[Stored data entries]
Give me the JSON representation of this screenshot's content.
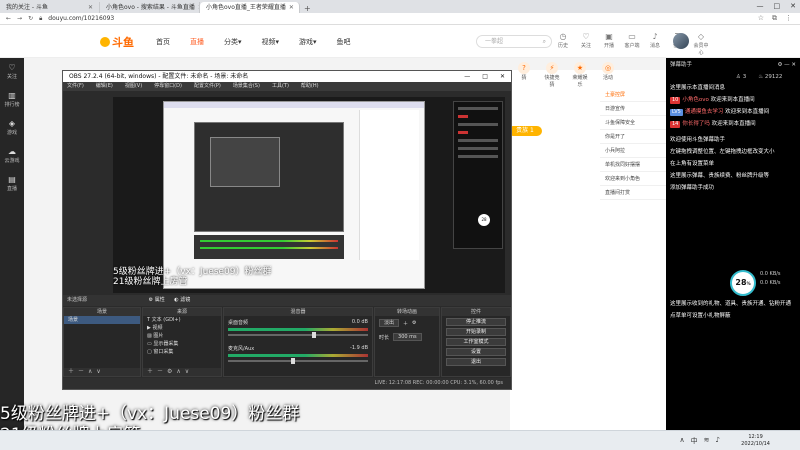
{
  "browser": {
    "tabs": [
      {
        "label": "我的关注 - 斗鱼",
        "active": false
      },
      {
        "label": "小角色ovo - 搜索结果 - 斗鱼直播",
        "active": false
      },
      {
        "label": "小角色ovo直播_王者荣耀直播",
        "active": true
      }
    ],
    "new_tab": "+",
    "window_controls": [
      "—",
      "□",
      "✕"
    ],
    "url": "douyu.com/10216093"
  },
  "douyu": {
    "logo": "斗鱼",
    "nav": [
      {
        "label": "首页",
        "active": false
      },
      {
        "label": "直播",
        "active": true
      },
      {
        "label": "分类▾",
        "active": false
      },
      {
        "label": "视频▾",
        "active": false
      },
      {
        "label": "游戏▾",
        "active": false
      },
      {
        "label": "鱼吧",
        "active": false
      }
    ],
    "search_placeholder": "一拳超",
    "header_icons": [
      {
        "label": "历史",
        "icon": "clock-icon"
      },
      {
        "label": "关注",
        "icon": "heart-icon"
      },
      {
        "label": "开播",
        "icon": "camera-icon"
      },
      {
        "label": "客户端",
        "icon": "monitor-icon"
      },
      {
        "label": "消息",
        "icon": "bell-icon"
      },
      {
        "label": "任务",
        "icon": "task-icon"
      },
      {
        "label": "会员中心",
        "icon": "vip-icon"
      }
    ],
    "badge_count": "20"
  },
  "left_sidebar": [
    {
      "label": "关注",
      "icon": "heart-icon"
    },
    {
      "label": "排行榜",
      "icon": "rank-icon"
    },
    {
      "label": "游戏",
      "icon": "game-icon"
    },
    {
      "label": "云游戏",
      "icon": "cloud-icon"
    },
    {
      "label": "直播",
      "icon": "tv-icon"
    }
  ],
  "tool_icons": [
    {
      "label": "猜",
      "icon": "guess-icon"
    },
    {
      "label": "快捷竞猜",
      "icon": "quick-icon"
    },
    {
      "label": "荣耀娱乐",
      "icon": "glory-icon"
    },
    {
      "label": "活动",
      "icon": "event-icon"
    }
  ],
  "orange_badge": "贵族 1",
  "right_panel": {
    "notice": "土豪控屏",
    "items": [
      "日游宣传",
      "斗鱼保障安全",
      "你是开了",
      "小兵阿拉",
      "单机找同好摆摆",
      "欢迎来到小角色",
      "直播间打赏"
    ]
  },
  "obs": {
    "title": "OBS 27.2.4 (64-bit, windows) - 配置文件: 未命名 - 场景: 未命名",
    "window_controls": [
      "—",
      "□",
      "✕"
    ],
    "menu": [
      "文件(F)",
      "编辑(E)",
      "视图(V)",
      "停靠窗口(D)",
      "配置文件(P)",
      "场景集合(S)",
      "工具(T)",
      "帮助(H)"
    ],
    "preview_text": [
      "5级粉丝牌进+（vx：Juese09）粉丝群",
      "21级粉丝牌上房管"
    ],
    "source_bar": {
      "label": "未选择源",
      "properties": "属性",
      "filters": "滤镜"
    },
    "docks": {
      "scenes": {
        "title": "场景",
        "items": [
          "场景"
        ]
      },
      "sources": {
        "title": "来源",
        "items": [
          "文本 (GDI+)",
          "视频",
          "图片",
          "显示器采集",
          "窗口采集"
        ]
      },
      "mixer": {
        "title": "混音器",
        "channels": [
          {
            "name": "桌面音频",
            "db": "0.0 dB",
            "level": 0.6
          },
          {
            "name": "麦克风/Aux",
            "db": "-1.9 dB",
            "level": 0.45
          }
        ]
      },
      "transitions": {
        "title": "转场动画",
        "type": "淡出",
        "duration_label": "时长",
        "duration": "300 ms"
      },
      "controls": {
        "title": "控件",
        "buttons": [
          "停止推流",
          "开始录制",
          "工作室模式",
          "设置",
          "退出"
        ]
      }
    },
    "status": "LIVE: 12:17:08   REC: 00:00:00   CPU: 3.1%, 60.00 fps"
  },
  "overlay_text": [
    "5级粉丝牌进+（vx：Juese09）粉丝群",
    "21级粉丝牌上房管"
  ],
  "live_panel": {
    "title": "弹幕助手",
    "stats": [
      "3",
      "29122"
    ],
    "lines": [
      {
        "text": "这里展示本直播间消息",
        "tag": "",
        "tag_color": ""
      },
      {
        "tag": "10",
        "tag_color": "red",
        "name": "小角色ovo",
        "text": "欢迎来到本直播间"
      },
      {
        "tag": "LV5",
        "tag_color": "blue",
        "name": "通通摸鱼去学习",
        "text": "欢迎来到本直播间"
      },
      {
        "tag": "14",
        "tag_color": "red",
        "name": "你长得了吗",
        "text": "欢迎来到本直播间"
      },
      {
        "text": "欢迎使用斗鱼弹幕助手",
        "tag": "",
        "tag_color": ""
      },
      {
        "text": "左键拖拽调整位置、左键拖拽边框改变大小",
        "tag": "",
        "tag_color": ""
      },
      {
        "text": "在上角有设置菜单",
        "tag": "",
        "tag_color": ""
      },
      {
        "text": "这里展示弹幕、贵族续费、粉丝牌升级等",
        "tag": "",
        "tag_color": ""
      },
      {
        "text": "添加弹幕助手成功",
        "tag": "",
        "tag_color": ""
      }
    ],
    "progress_pct": 28,
    "progress_label": "28",
    "progress_info": [
      "0.0 KB/s",
      "0.0 KB/s"
    ],
    "bottom_lines": [
      "这里展示收到的礼物、道具、贵族开通、钻粉开通",
      "点草单可设置小礼物屏蔽"
    ]
  },
  "taskbar": {
    "time": "12:19",
    "date": "2022/10/14",
    "lang": "中"
  }
}
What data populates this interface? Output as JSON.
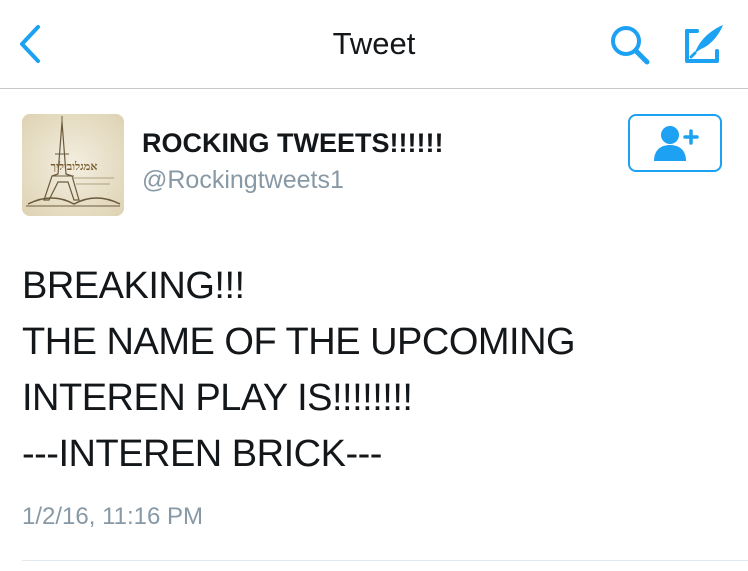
{
  "nav": {
    "title": "Tweet",
    "back_icon": "chevron-left-icon",
    "search_icon": "search-icon",
    "compose_icon": "compose-feather-icon"
  },
  "author": {
    "display_name": "ROCKING TWEETS!!!!!!",
    "username": "@Rockingtweets1",
    "avatar_icon": "eiffel-tower-avatar",
    "avatar_text": "אמגלוביליך"
  },
  "follow_button": {
    "icon": "add-user-icon"
  },
  "tweet": {
    "lines": [
      "BREAKING!!!",
      "THE NAME OF THE UPCOMING",
      "INTEREN PLAY IS!!!!!!!!",
      "---INTEREN BRICK---"
    ],
    "timestamp": "1/2/16, 11:16 PM"
  },
  "colors": {
    "accent": "#1da1f2",
    "secondary_text": "#8899a6",
    "primary_text": "#14171a",
    "divider": "#e1e8ed"
  }
}
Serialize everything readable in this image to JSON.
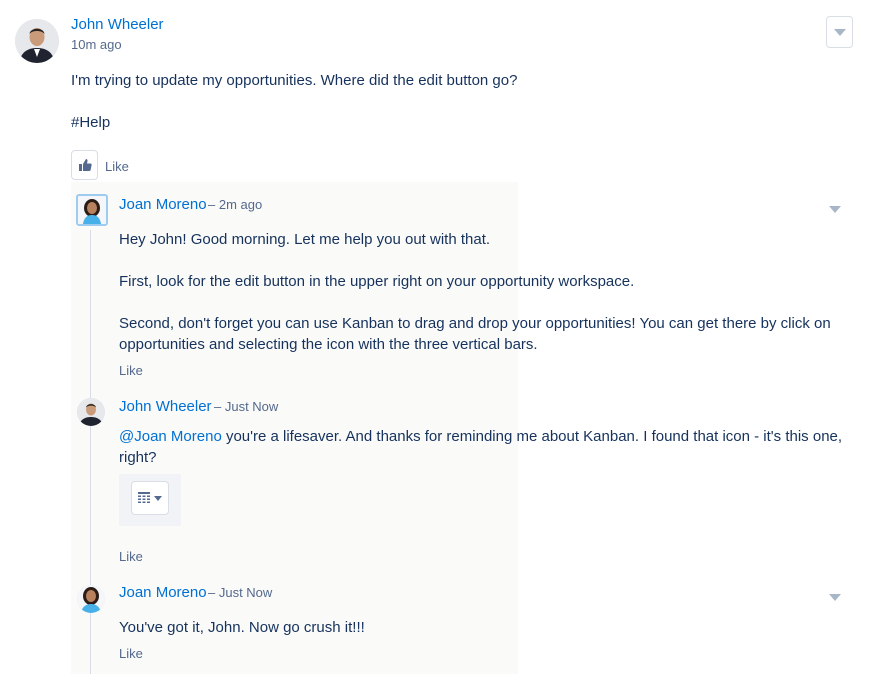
{
  "post": {
    "author": "John Wheeler",
    "time": "10m ago",
    "body": "I'm trying to update my opportunities. Where did the edit button go?",
    "tag": "#Help",
    "like_label": "Like",
    "like_icon": "thumbs-up-icon",
    "menu_icon": "chevron-down-icon"
  },
  "comments": [
    {
      "author": "Joan Moreno",
      "time": "– 2m ago",
      "paragraphs": [
        "Hey John! Good morning. Let me help you out with that.",
        "First, look for the edit button in the upper right on your opportunity workspace.",
        "Second, don't forget you can use Kanban to drag and drop your opportunities! You can get there by click on opportunities and selecting the icon with the three vertical bars."
      ],
      "like_label": "Like"
    },
    {
      "author": "John Wheeler",
      "time": "– Just Now",
      "mention": "@Joan Moreno",
      "text": " you're a lifesaver. And thanks for reminding me about Kanban. I found that icon - it's this one, right?",
      "attachment_icon": "table-grid-icon",
      "like_label": "Like"
    },
    {
      "author": "Joan Moreno",
      "time": "– Just Now",
      "text": "You've got it, John. Now go crush it!!!",
      "like_label": "Like"
    }
  ],
  "colors": {
    "link": "#0070d2",
    "text": "#16325c",
    "muted": "#54698d",
    "border": "#d8dde6",
    "thread_bg": "#fafaf9"
  }
}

- TASK DESCRIPTION: Give every line above again exactly, with no pictures.

- EXERCISE RESPONSE:
Give me the JSON representation of this screenshot's content.
{
  "browser": {
    "tabs": [
      {
        "label": "我的关注 - 斗鱼",
        "active": false
      },
      {
        "label": "小角色ovo - 搜索结果 - 斗鱼直播",
        "active": false
      },
      {
        "label": "小角色ovo直播_王者荣耀直播",
        "active": true
      }
    ],
    "new_tab": "+",
    "window_controls": [
      "—",
      "□",
      "✕"
    ],
    "url": "douyu.com/10216093"
  },
  "douyu": {
    "logo": "斗鱼",
    "nav": [
      {
        "label": "首页",
        "active": false
      },
      {
        "label": "直播",
        "active": true
      },
      {
        "label": "分类▾",
        "active": false
      },
      {
        "label": "视频▾",
        "active": false
      },
      {
        "label": "游戏▾",
        "active": false
      },
      {
        "label": "鱼吧",
        "active": false
      }
    ],
    "search_placeholder": "一拳超",
    "header_icons": [
      {
        "label": "历史",
        "icon": "clock-icon"
      },
      {
        "label": "关注",
        "icon": "heart-icon"
      },
      {
        "label": "开播",
        "icon": "camera-icon"
      },
      {
        "label": "客户端",
        "icon": "monitor-icon"
      },
      {
        "label": "消息",
        "icon": "bell-icon"
      },
      {
        "label": "任务",
        "icon": "task-icon"
      },
      {
        "label": "会员中心",
        "icon": "vip-icon"
      }
    ],
    "badge_count": "20"
  },
  "left_sidebar": [
    {
      "label": "关注",
      "icon": "heart-icon"
    },
    {
      "label": "排行榜",
      "icon": "rank-icon"
    },
    {
      "label": "游戏",
      "icon": "game-icon"
    },
    {
      "label": "云游戏",
      "icon": "cloud-icon"
    },
    {
      "label": "直播",
      "icon": "tv-icon"
    }
  ],
  "tool_icons": [
    {
      "label": "猜",
      "icon": "guess-icon"
    },
    {
      "label": "快捷竞猜",
      "icon": "quick-icon"
    },
    {
      "label": "荣耀娱乐",
      "icon": "glory-icon"
    },
    {
      "label": "活动",
      "icon": "event-icon"
    }
  ],
  "orange_badge": "贵族 1",
  "right_panel": {
    "notice": "土豪控屏",
    "items": [
      "日游宣传",
      "斗鱼保障安全",
      "你是开了",
      "小兵阿拉",
      "单机找同好摆摆",
      "欢迎来到小角色",
      "直播间打赏"
    ]
  },
  "obs": {
    "title": "OBS 27.2.4 (64-bit, windows) - 配置文件: 未命名 - 场景: 未命名",
    "window_controls": [
      "—",
      "□",
      "✕"
    ],
    "menu": [
      "文件(F)",
      "编辑(E)",
      "视图(V)",
      "停靠窗口(D)",
      "配置文件(P)",
      "场景集合(S)",
      "工具(T)",
      "帮助(H)"
    ],
    "preview_text": [
      "5级粉丝牌进+（vx：Juese09）粉丝群",
      "21级粉丝牌上房管"
    ],
    "source_bar": {
      "label": "未选择源",
      "properties": "属性",
      "filters": "滤镜"
    },
    "docks": {
      "scenes": {
        "title": "场景",
        "items": [
          "场景"
        ]
      },
      "sources": {
        "title": "来源",
        "items": [
          "文本 (GDI+)",
          "视频",
          "图片",
          "显示器采集",
          "窗口采集"
        ]
      },
      "mixer": {
        "title": "混音器",
        "channels": [
          {
            "name": "桌面音频",
            "db": "0.0 dB",
            "level": 0.6
          },
          {
            "name": "麦克风/Aux",
            "db": "-1.9 dB",
            "level": 0.45
          }
        ]
      },
      "transitions": {
        "title": "转场动画",
        "type": "淡出",
        "duration_label": "时长",
        "duration": "300 ms"
      },
      "controls": {
        "title": "控件",
        "buttons": [
          "停止推流",
          "开始录制",
          "工作室模式",
          "设置",
          "退出"
        ]
      }
    },
    "status": "LIVE: 12:17:08   REC: 00:00:00   CPU: 3.1%, 60.00 fps"
  },
  "overlay_text": [
    "5级粉丝牌进+（vx：Juese09）粉丝群",
    "21级粉丝牌上房管"
  ],
  "live_panel": {
    "title": "弹幕助手",
    "stats": [
      "3",
      "29122"
    ],
    "lines": [
      {
        "text": "这里展示本直播间消息",
        "tag": "",
        "tag_color": ""
      },
      {
        "tag": "10",
        "tag_color": "red",
        "name": "小角色ovo",
        "text": "欢迎来到本直播间"
      },
      {
        "tag": "LV5",
        "tag_color": "blue",
        "name": "通通摸鱼去学习",
        "text": "欢迎来到本直播间"
      },
      {
        "tag": "14",
        "tag_color": "red",
        "name": "你长得了吗",
        "text": "欢迎来到本直播间"
      },
      {
        "text": "欢迎使用斗鱼弹幕助手",
        "tag": "",
        "tag_color": ""
      },
      {
        "text": "左键拖拽调整位置、左键拖拽边框改变大小",
        "tag": "",
        "tag_color": ""
      },
      {
        "text": "在上角有设置菜单",
        "tag": "",
        "tag_color": ""
      },
      {
        "text": "这里展示弹幕、贵族续费、粉丝牌升级等",
        "tag": "",
        "tag_color": ""
      },
      {
        "text": "添加弹幕助手成功",
        "tag": "",
        "tag_color": ""
      }
    ],
    "progress_pct": 28,
    "progress_label": "28",
    "progress_info": [
      "0.0 KB/s",
      "0.0 KB/s"
    ],
    "bottom_lines": [
      "这里展示收到的礼物、道具、贵族开通、钻粉开通",
      "点草单可设置小礼物屏蔽"
    ]
  },
  "taskbar": {
    "time": "12:19",
    "date": "2022/10/14",
    "lang": "中"
  }
}
What data populates this interface? Output as JSON.
{
  "nav": {
    "title": "Tweet",
    "back_icon": "chevron-left-icon",
    "search_icon": "search-icon",
    "compose_icon": "compose-feather-icon"
  },
  "author": {
    "display_name": "ROCKING TWEETS!!!!!!",
    "username": "@Rockingtweets1",
    "avatar_icon": "eiffel-tower-avatar",
    "avatar_text": "אמגלוביליך"
  },
  "follow_button": {
    "icon": "add-user-icon"
  },
  "tweet": {
    "lines": [
      "BREAKING!!!",
      "THE NAME OF THE UPCOMING",
      "INTEREN PLAY IS!!!!!!!!",
      "---INTEREN BRICK---"
    ],
    "timestamp": "1/2/16, 11:16 PM"
  },
  "colors": {
    "accent": "#1da1f2",
    "secondary_text": "#8899a6",
    "primary_text": "#14171a",
    "divider": "#e1e8ed"
  }
}
Serialize everything readable in this image to JSON.
{
  "post": {
    "author": "John Wheeler",
    "time": "10m ago",
    "body": "I'm trying to update my opportunities. Where did the edit button go?",
    "tag": "#Help",
    "like_label": "Like",
    "like_icon": "thumbs-up-icon",
    "menu_icon": "chevron-down-icon"
  },
  "comments": [
    {
      "author": "Joan Moreno",
      "time": "– 2m ago",
      "paragraphs": [
        "Hey John! Good morning. Let me help you out with that.",
        "First, look for the edit button in the upper right on your opportunity workspace.",
        "Second, don't forget you can use Kanban to drag and drop your opportunities! You can get there by click on opportunities and selecting the icon with the three vertical bars."
      ],
      "like_label": "Like"
    },
    {
      "author": "John Wheeler",
      "time": "– Just Now",
      "mention": "@Joan Moreno",
      "text": " you're a lifesaver. And thanks for reminding me about Kanban. I found that icon - it's this one, right?",
      "attachment_icon": "table-grid-icon",
      "like_label": "Like"
    },
    {
      "author": "Joan Moreno",
      "time": "– Just Now",
      "text": "You've got it, John. Now go crush it!!!",
      "like_label": "Like"
    }
  ],
  "colors": {
    "link": "#0070d2",
    "text": "#16325c",
    "muted": "#54698d",
    "border": "#d8dde6",
    "thread_bg": "#fafaf9"
  }
}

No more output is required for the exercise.